→ **Short exercise**
Say how many lines of the material below contain the word "University", with no other words.

→ **Entries supplied**
++++++
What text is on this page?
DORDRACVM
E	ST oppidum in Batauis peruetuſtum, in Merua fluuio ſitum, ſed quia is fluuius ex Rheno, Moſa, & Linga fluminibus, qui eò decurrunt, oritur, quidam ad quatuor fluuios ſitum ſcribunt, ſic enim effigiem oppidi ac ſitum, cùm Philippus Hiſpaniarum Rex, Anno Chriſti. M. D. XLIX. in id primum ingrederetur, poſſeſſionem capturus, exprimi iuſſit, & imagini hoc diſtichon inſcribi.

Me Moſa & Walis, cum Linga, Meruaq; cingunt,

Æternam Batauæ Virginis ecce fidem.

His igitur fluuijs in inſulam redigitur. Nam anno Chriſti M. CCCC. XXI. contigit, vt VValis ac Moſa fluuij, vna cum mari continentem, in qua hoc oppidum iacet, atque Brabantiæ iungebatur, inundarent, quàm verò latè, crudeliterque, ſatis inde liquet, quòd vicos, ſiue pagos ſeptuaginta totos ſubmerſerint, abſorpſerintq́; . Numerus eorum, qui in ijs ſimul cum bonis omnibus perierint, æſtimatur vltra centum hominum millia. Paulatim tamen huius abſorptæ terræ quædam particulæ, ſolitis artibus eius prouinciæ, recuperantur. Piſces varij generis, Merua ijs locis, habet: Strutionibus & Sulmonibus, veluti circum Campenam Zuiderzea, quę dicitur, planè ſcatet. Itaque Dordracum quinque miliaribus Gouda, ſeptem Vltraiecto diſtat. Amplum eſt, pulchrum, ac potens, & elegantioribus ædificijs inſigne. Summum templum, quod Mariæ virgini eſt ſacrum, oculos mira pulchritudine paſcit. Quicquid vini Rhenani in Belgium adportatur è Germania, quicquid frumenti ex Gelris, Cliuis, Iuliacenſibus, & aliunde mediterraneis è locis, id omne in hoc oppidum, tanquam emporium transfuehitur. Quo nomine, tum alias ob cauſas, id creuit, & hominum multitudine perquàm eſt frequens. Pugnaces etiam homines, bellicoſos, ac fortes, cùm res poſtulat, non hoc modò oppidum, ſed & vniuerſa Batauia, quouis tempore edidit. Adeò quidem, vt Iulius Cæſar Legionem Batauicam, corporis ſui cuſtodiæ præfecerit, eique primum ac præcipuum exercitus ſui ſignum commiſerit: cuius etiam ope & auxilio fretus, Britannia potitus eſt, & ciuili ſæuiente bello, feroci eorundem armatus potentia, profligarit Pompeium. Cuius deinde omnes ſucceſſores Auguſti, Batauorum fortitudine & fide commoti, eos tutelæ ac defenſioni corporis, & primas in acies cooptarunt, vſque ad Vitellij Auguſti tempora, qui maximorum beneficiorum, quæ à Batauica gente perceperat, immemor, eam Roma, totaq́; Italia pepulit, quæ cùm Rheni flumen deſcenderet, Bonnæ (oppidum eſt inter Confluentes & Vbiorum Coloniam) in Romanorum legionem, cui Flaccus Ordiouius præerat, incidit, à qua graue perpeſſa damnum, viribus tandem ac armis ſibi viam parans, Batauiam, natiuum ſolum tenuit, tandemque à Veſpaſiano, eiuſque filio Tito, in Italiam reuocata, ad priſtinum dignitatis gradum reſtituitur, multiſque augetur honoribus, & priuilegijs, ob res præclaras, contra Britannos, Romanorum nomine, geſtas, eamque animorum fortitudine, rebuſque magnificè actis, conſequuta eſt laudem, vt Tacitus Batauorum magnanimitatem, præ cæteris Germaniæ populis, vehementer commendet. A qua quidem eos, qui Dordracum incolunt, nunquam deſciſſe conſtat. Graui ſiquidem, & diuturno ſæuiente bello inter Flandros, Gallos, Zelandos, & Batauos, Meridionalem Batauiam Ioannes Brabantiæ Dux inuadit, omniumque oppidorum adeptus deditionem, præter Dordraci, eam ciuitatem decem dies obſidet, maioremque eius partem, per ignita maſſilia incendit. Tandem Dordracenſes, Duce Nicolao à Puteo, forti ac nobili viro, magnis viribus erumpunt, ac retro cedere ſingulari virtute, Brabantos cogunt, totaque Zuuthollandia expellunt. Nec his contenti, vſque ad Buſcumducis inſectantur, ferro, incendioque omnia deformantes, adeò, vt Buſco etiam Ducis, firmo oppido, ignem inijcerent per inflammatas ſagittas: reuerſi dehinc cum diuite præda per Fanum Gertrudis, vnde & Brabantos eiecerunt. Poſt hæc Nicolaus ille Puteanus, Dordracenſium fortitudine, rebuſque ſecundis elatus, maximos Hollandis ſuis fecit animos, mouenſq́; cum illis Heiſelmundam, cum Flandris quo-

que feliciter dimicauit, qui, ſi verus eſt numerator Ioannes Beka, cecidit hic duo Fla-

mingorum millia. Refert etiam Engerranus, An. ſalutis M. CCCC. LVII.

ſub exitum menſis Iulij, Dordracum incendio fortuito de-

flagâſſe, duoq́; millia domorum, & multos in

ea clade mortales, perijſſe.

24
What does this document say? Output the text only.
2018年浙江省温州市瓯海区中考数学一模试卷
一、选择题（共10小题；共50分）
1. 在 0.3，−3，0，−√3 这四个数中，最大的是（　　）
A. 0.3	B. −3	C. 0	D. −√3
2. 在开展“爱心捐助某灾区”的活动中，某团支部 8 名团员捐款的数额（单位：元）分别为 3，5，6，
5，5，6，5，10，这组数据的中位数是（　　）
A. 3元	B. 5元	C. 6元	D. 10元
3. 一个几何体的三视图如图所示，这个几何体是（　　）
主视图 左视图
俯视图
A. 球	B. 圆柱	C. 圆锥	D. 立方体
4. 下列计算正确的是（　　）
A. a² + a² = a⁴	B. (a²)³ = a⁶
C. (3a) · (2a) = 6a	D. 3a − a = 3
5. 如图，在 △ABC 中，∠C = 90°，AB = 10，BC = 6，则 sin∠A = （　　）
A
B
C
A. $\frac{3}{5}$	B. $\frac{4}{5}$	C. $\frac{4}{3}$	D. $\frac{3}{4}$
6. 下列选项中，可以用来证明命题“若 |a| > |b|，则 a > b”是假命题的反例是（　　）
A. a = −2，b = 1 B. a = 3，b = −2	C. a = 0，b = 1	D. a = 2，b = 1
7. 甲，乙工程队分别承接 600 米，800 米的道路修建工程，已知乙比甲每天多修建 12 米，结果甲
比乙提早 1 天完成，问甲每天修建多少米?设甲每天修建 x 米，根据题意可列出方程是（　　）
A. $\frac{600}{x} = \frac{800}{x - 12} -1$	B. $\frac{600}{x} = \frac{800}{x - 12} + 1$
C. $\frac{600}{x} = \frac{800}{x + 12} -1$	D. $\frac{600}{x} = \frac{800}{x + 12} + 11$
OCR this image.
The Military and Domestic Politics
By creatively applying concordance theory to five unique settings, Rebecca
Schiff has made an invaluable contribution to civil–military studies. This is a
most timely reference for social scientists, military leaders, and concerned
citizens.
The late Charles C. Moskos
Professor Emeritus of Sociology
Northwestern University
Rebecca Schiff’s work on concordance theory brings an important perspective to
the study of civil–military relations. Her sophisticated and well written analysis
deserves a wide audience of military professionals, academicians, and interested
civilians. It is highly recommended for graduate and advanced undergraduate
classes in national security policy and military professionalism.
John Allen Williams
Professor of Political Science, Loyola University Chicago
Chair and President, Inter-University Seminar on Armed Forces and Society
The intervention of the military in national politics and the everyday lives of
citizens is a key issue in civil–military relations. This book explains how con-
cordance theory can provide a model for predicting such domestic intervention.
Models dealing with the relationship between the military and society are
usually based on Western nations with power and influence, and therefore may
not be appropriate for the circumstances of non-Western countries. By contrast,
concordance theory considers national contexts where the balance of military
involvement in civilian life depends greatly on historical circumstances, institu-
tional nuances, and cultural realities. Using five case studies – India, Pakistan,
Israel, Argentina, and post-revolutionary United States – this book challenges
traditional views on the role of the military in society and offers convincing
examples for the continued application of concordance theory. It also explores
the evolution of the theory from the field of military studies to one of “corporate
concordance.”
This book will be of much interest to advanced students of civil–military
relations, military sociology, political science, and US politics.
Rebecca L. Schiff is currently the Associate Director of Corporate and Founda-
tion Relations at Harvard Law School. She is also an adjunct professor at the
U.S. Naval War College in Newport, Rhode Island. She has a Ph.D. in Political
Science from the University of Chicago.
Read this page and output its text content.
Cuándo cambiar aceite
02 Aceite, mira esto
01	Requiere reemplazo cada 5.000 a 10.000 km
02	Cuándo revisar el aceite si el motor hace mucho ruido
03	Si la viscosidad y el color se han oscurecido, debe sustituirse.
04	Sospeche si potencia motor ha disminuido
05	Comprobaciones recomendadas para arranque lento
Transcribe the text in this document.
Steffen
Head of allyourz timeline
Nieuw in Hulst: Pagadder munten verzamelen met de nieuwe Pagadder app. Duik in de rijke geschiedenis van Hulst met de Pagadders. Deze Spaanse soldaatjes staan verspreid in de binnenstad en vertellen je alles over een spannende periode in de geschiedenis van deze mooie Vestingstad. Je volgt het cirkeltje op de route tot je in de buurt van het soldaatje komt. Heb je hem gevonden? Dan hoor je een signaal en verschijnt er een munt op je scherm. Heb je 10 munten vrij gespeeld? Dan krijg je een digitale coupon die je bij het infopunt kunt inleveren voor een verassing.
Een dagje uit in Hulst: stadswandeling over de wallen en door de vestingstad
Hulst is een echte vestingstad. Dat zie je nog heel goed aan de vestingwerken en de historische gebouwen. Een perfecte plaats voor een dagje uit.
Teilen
++++++
→ **The output**
4